Exercise task: Print the records below word for word, but leave out the pictures.

— START Data for this task —

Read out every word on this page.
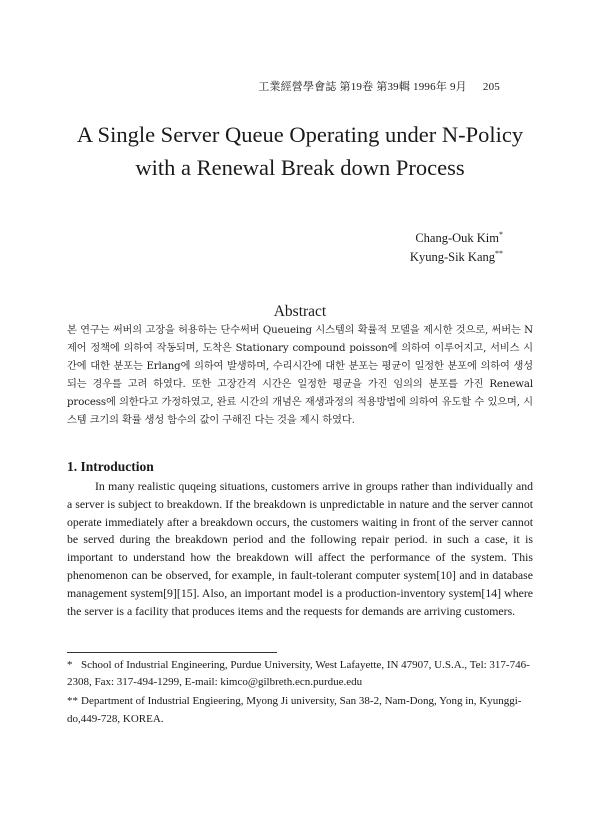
工業經營學會誌 第19卷 第39輯 1996年 9月 205
A Single Server Queue Operating under N-Policy
with a Renewal Break down Process
Chang-Ouk Kim*
Kyung-Sik Kang**
Abstract
본 연구는 써버의 고장을 허용하는 단수써버 Queueing 시스템의 확률적 모델을 제시한 것으로, 써버는 N 제어 정책에 의하여 작동되며, 도착은 Stationary compound poisson에 의하여 이루어지고, 서비스 시간에 대한 분포는 Erlang에 의하여 발생하며, 수리시간에 대한 분포는 평균이 일정한 분포에 의하여 생성되는 경우를 고려 하였다. 또한 고장간격 시간은 일정한 평균을 가진 임의의 분포를 가진 Renewal process에 의한다고 가정하였고, 완료 시간의 개념은 재생과정의 적용방법에 의하여 유도할 수 있으며, 시스템 크기의 확률 생성 함수의 값이 구해진 다는 것을 제시 하였다.
1. Introduction
In many realistic quqeing situations, customers arrive in groups rather than individually and a server is subject to breakdown. If the breakdown is unpredictable in nature and the server cannot operate immediately after a breakdown occurs, the customers waiting in front of the server cannot be served during the breakdown period and the following repair period. in such a case, it is important to understand how the breakdown will affect the performance of the system. This phenomenon can be observed, for example, in fault-tolerant computer system[10] and in database management system[9][15]. Also, an important model is a production-inventory system[14] where the server is a facility that produces items and the requests for demands are arriving customers.
* School of Industrial Engineering, Purdue University, West Lafayette, IN 47907, U.S.A., Tel: 317-746-2308, Fax: 317-494-1299, E-mail: kimco@gilbreth.ecn.purdue.edu
** Department of Industrial Engieering, Myong Ji university, San 38-2, Nam-Dong, Yong in, Kyunggi-do,449-728, KOREA.
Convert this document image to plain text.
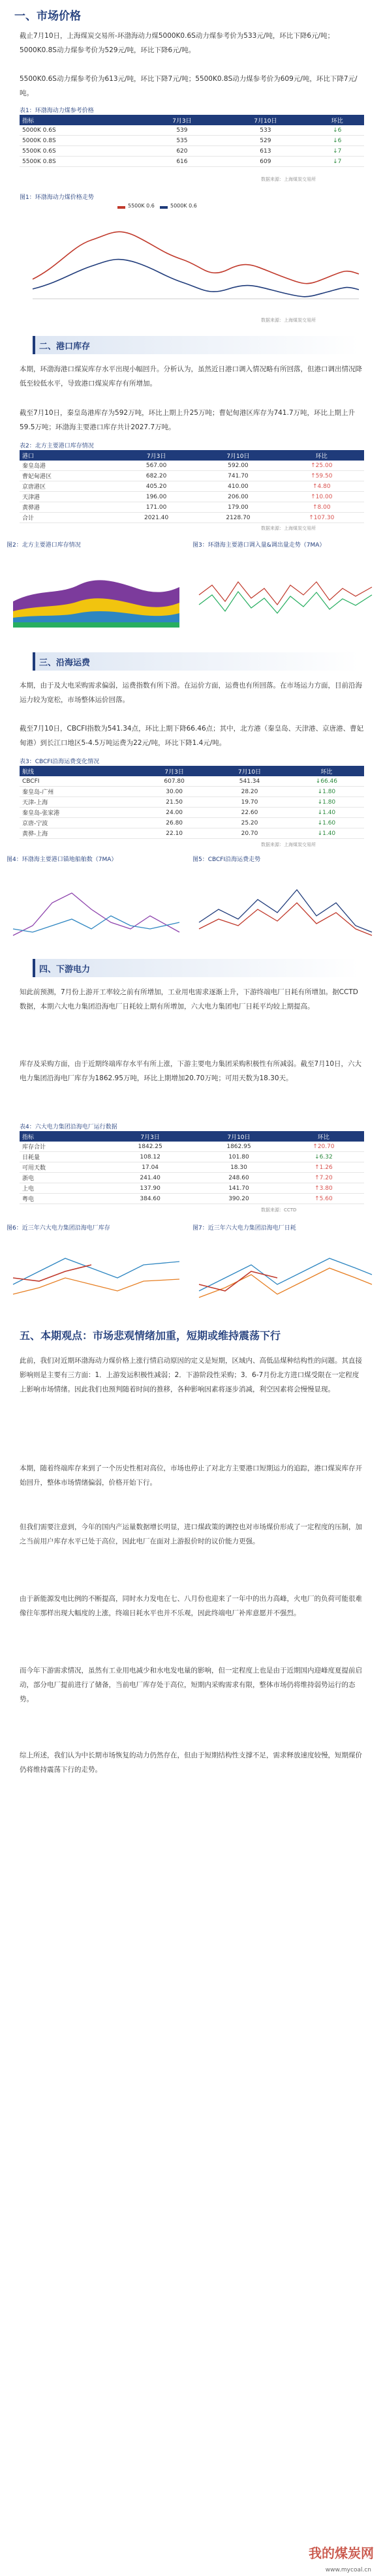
一、市场价格
截止7月10日，上海煤炭交易所-环渤海动力煤5000K0.6S动力煤参考价为533元/吨，环比下降6元/吨；5000K0.8S动力煤参考价为529元/吨，环比下降6元/吨。
5500K0.6S动力煤参考价为613元/吨，环比下降7元/吨；5500K0.8S动力煤参考价为609元/吨，环比下降7元/吨。
表1：环渤海动力煤参考价格
指标	7月3日	7月10日	环比
5000K 0.6S	539	533	↓6
5000K 0.8S	535	529	↓6
5500K 0.6S	620	613	↓7
5500K 0.8S	616	609	↓7
数据来源：上海煤炭交易所
图1：环渤海动力煤价格走势
5500K 0.6	5000K 0.6
数据来源：上海煤炭交易所
二、港口库存
本期，环渤海港口煤炭库存水平出现小幅回升。分析认为，虽然近日港口调入情况略有所回落，但港口调出情况降低至较低水平，导致港口煤炭库存有所增加。
截至7月10日，秦皇岛港库存为592万吨，环比上期上升25万吨；曹妃甸港区库存为741.7万吨，环比上期上升59.5万吨；环渤海主要港口库存共计2027.7万吨。
表2：北方主要港口库存情况
港口	7月3日	7月10日	环比
秦皇岛港	567.00	592.00	↑25.00
曹妃甸港区	682.20	741.70	↑59.50
京唐港区	405.20	410.00	↑4.80
天津港	196.00	206.00	↑10.00
黄骅港	171.00	179.00	↑8.00
合计	2021.40	2128.70	↑107.30
数据来源：上海煤炭交易所
图2：北方主要港口库存情况	图3：环渤海主要港口调入量&调出量走势（7MA）
三、沿海运费
本期，由于及大电采购需求偏弱，运费指数有所下滑。在运价方面，运费也有所回落。在市场运力方面，目前沿海运力较为宽松，市场整体运价回落。
截至7月10日，CBCFI指数为541.34点，环比上期下降66.46点；其中，北方港（秦皇岛、天津港、京唐港、曹妃甸港）到长江口地区5-4.5万吨运费为22元/吨，环比下降1.4元/吨。
表3：CBCFI沿海运费变化情况
航线	7月3日	7月10日	环比
CBCFI	607.80	541.34	↓66.46
秦皇岛-广州	30.00	28.20	↓1.80
天津-上海	21.50	19.70	↓1.80
秦皇岛-张家港	24.00	22.60	↓1.40
京唐-宁波	26.80	25.20	↓1.60
黄骅-上海	22.10	20.70	↓1.40
数据来源：上海煤炭交易所
图4：环渤海主要港口锚地船舶数（7MA）	图5：CBCFI沿海运费走势
四、下游电力
知此前预测，7月份上游开工率较之前有所增加，工业用电需求逐渐上升，下游终端电厂日耗有所增加。据CCTD数据，本期六大电力集团沿海电厂日耗较上期有所增加，六大电力集团电厂日耗平均较上期提高。
库存及采购方面，由于近期终端库存水平有所上涨，下游主要电力集团采购积极性有所减弱。截至7月10日，六大电力集团沿海电厂库存为1862.95万吨，环比上期增加20.70万吨；可用天数为18.30天。
表4：六大电力集团沿海电厂运行数据
指标	7月3日	7月10日	环比
库存合计	1842.25	1862.95	↑20.70
日耗量	108.12	101.80	↓6.32
可用天数	17.04	18.30	↑1.26
浙电	241.40	248.60	↑7.20
上电	137.90	141.70	↑3.80
粤电	384.60	390.20	↑5.60
数据来源：CCTD
图6：近三年六大电力集团沿海电厂库存	图7：近三年六大电力集团沿海电厂日耗
五、本期观点：市场悲观情绪加重，短期或维持震荡下行
此前，我们对近期环渤海动力煤价格上涨行情启动原因的定义是短期，区域内、高低品煤种结构性的问题。其直接影响则是主要有三方面：1．上游发运积极性减弱；2．下游阶段性采购；3．6-7月份北方进口煤受限在一定程度上影响市场情绪。因此我们也预判随着时间的推移，各种影响因素将逐步消减，利空因素将会慢慢显现。
本期，随着终端库存来到了一个历史性相对高位，市场也停止了对北方主要港口短期运力的追踪，港口煤炭库存开始回升，整体市场情绪偏弱，价格开始下行。
但我们需要注意到，今年的国内产运量数据增长明显，进口煤政策的调控也对市场煤价形成了一定程度的压制，加之当前用户库存水平已处于高位，因此电厂在面对上游报价时的议价能力更强。
由于新能源发电比例的不断提高，同时水力发电在七、八月份也迎来了一年中的出力高峰，火电厂的负荷可能很难像往年那样出现大幅度的上涨，终端日耗水平也并不乐观，因此终端电厂补库意愿并不强烈。
而今年下游需求情况，虽然有工业用电减少和水电发电量的影响，但一定程度上也是由于近期国内迎峰度夏提前启动，部分电厂提前进行了储备，当前电厂库存处于高位，短期内采购需求有限，整体市场仍将维持弱势运行的态势。
综上所述，我们认为中长期市场恢复的动力仍然存在，但由于短期结构性支撑不足，需求释放速度较慢，短期煤价仍将维持震荡下行的走势。
我的煤炭网
www.mycoal.cn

— END Data for this task —

Result below:
Read out every word on this page.
工業經營學會誌 第19卷 第39輯 1996年 9月 205
A Single Server Queue Operating under N-Policy
with a Renewal Break down Process
Chang-Ouk Kim*
Kyung-Sik Kang**
Abstract
본 연구는 써버의 고장을 허용하는 단수써버 Queueing 시스템의 확률적 모델을 제시한 것으로, 써버는 N 제어 정책에 의하여 작동되며, 도착은 Stationary compound poisson에 의하여 이루어지고, 서비스 시간에 대한 분포는 Erlang에 의하여 발생하며, 수리시간에 대한 분포는 평균이 일정한 분포에 의하여 생성되는 경우를 고려 하였다. 또한 고장간격 시간은 일정한 평균을 가진 임의의 분포를 가진 Renewal process에 의한다고 가정하였고, 완료 시간의 개념은 재생과정의 적용방법에 의하여 유도할 수 있으며, 시스템 크기의 확률 생성 함수의 값이 구해진 다는 것을 제시 하였다.
1. Introduction
In many realistic quqeing situations, customers arrive in groups rather than individually and a server is subject to breakdown. If the breakdown is unpredictable in nature and the server cannot operate immediately after a breakdown occurs, the customers waiting in front of the server cannot be served during the breakdown period and the following repair period. in such a case, it is important to understand how the breakdown will affect the performance of the system. This phenomenon can be observed, for example, in fault-tolerant computer system[10] and in database management system[9][15]. Also, an important model is a production-inventory system[14] where the server is a facility that produces items and the requests for demands are arriving customers.
* School of Industrial Engineering, Purdue University, West Lafayette, IN 47907, U.S.A., Tel: 317-746-2308, Fax: 317-494-1299, E-mail: kimco@gilbreth.ecn.purdue.edu
** Department of Industrial Engieering, Myong Ji university, San 38-2, Nam-Dong, Yong in, Kyunggi-do,449-728, KOREA.
Convert this document image to plain text.
一、市场价格
截止7月10日，上海煤炭交易所-环渤海动力煤5000K0.6S动力煤参考价为533元/吨，环比下降6元/吨；5000K0.8S动力煤参考价为529元/吨，环比下降6元/吨。
5500K0.6S动力煤参考价为613元/吨，环比下降7元/吨；5500K0.8S动力煤参考价为609元/吨，环比下降7元/吨。
表1：环渤海动力煤参考价格
指标	7月3日	7月10日	环比
5000K 0.6S	539	533	↓6
5000K 0.8S	535	529	↓6
5500K 0.6S	620	613	↓7
5500K 0.8S	616	609	↓7
数据来源：上海煤炭交易所
图1：环渤海动力煤价格走势
5500K 0.6	5000K 0.6
数据来源：上海煤炭交易所
二、港口库存
本期，环渤海港口煤炭库存水平出现小幅回升。分析认为，虽然近日港口调入情况略有所回落，但港口调出情况降低至较低水平，导致港口煤炭库存有所增加。
截至7月10日，秦皇岛港库存为592万吨，环比上期上升25万吨；曹妃甸港区库存为741.7万吨，环比上期上升59.5万吨；环渤海主要港口库存共计2027.7万吨。
表2：北方主要港口库存情况
港口	7月3日	7月10日	环比
秦皇岛港	567.00	592.00	↑25.00
曹妃甸港区	682.20	741.70	↑59.50
京唐港区	405.20	410.00	↑4.80
天津港	196.00	206.00	↑10.00
黄骅港	171.00	179.00	↑8.00
合计	2021.40	2128.70	↑107.30
数据来源：上海煤炭交易所
图2：北方主要港口库存情况	图3：环渤海主要港口调入量&调出量走势（7MA）
三、沿海运费
本期，由于及大电采购需求偏弱，运费指数有所下滑。在运价方面，运费也有所回落。在市场运力方面，目前沿海运力较为宽松，市场整体运价回落。
截至7月10日，CBCFI指数为541.34点，环比上期下降66.46点；其中，北方港（秦皇岛、天津港、京唐港、曹妃甸港）到长江口地区5-4.5万吨运费为22元/吨，环比下降1.4元/吨。
表3：CBCFI沿海运费变化情况
航线	7月3日	7月10日	环比
CBCFI	607.80	541.34	↓66.46
秦皇岛-广州	30.00	28.20	↓1.80
天津-上海	21.50	19.70	↓1.80
秦皇岛-张家港	24.00	22.60	↓1.40
京唐-宁波	26.80	25.20	↓1.60
黄骅-上海	22.10	20.70	↓1.40
数据来源：上海煤炭交易所
图4：环渤海主要港口锚地船舶数（7MA）	图5：CBCFI沿海运费走势
四、下游电力
知此前预测，7月份上游开工率较之前有所增加，工业用电需求逐渐上升，下游终端电厂日耗有所增加。据CCTD数据，本期六大电力集团沿海电厂日耗较上期有所增加，六大电力集团电厂日耗平均较上期提高。
库存及采购方面，由于近期终端库存水平有所上涨，下游主要电力集团采购积极性有所减弱。截至7月10日，六大电力集团沿海电厂库存为1862.95万吨，环比上期增加20.70万吨；可用天数为18.30天。
表4：六大电力集团沿海电厂运行数据
指标	7月3日	7月10日	环比
库存合计	1842.25	1862.95	↑20.70
日耗量	108.12	101.80	↓6.32
可用天数	17.04	18.30	↑1.26
浙电	241.40	248.60	↑7.20
上电	137.90	141.70	↑3.80
粤电	384.60	390.20	↑5.60
数据来源：CCTD
图6：近三年六大电力集团沿海电厂库存	图7：近三年六大电力集团沿海电厂日耗
五、本期观点：市场悲观情绪加重，短期或维持震荡下行
此前，我们对近期环渤海动力煤价格上涨行情启动原因的定义是短期，区域内、高低品煤种结构性的问题。其直接影响则是主要有三方面：1．上游发运积极性减弱；2．下游阶段性采购；3．6-7月份北方进口煤受限在一定程度上影响市场情绪。因此我们也预判随着时间的推移，各种影响因素将逐步消减，利空因素将会慢慢显现。
本期，随着终端库存来到了一个历史性相对高位，市场也停止了对北方主要港口短期运力的追踪，港口煤炭库存开始回升，整体市场情绪偏弱，价格开始下行。
但我们需要注意到，今年的国内产运量数据增长明显，进口煤政策的调控也对市场煤价形成了一定程度的压制，加之当前用户库存水平已处于高位，因此电厂在面对上游报价时的议价能力更强。
由于新能源发电比例的不断提高，同时水力发电在七、八月份也迎来了一年中的出力高峰，火电厂的负荷可能很难像往年那样出现大幅度的上涨，终端日耗水平也并不乐观，因此终端电厂补库意愿并不强烈。
而今年下游需求情况，虽然有工业用电减少和水电发电量的影响，但一定程度上也是由于近期国内迎峰度夏提前启动，部分电厂提前进行了储备，当前电厂库存处于高位，短期内采购需求有限，整体市场仍将维持弱势运行的态势。
综上所述，我们认为中长期市场恢复的动力仍然存在，但由于短期结构性支撑不足，需求释放速度较慢，短期煤价仍将维持震荡下行的走势。
我的煤炭网
www.mycoal.cn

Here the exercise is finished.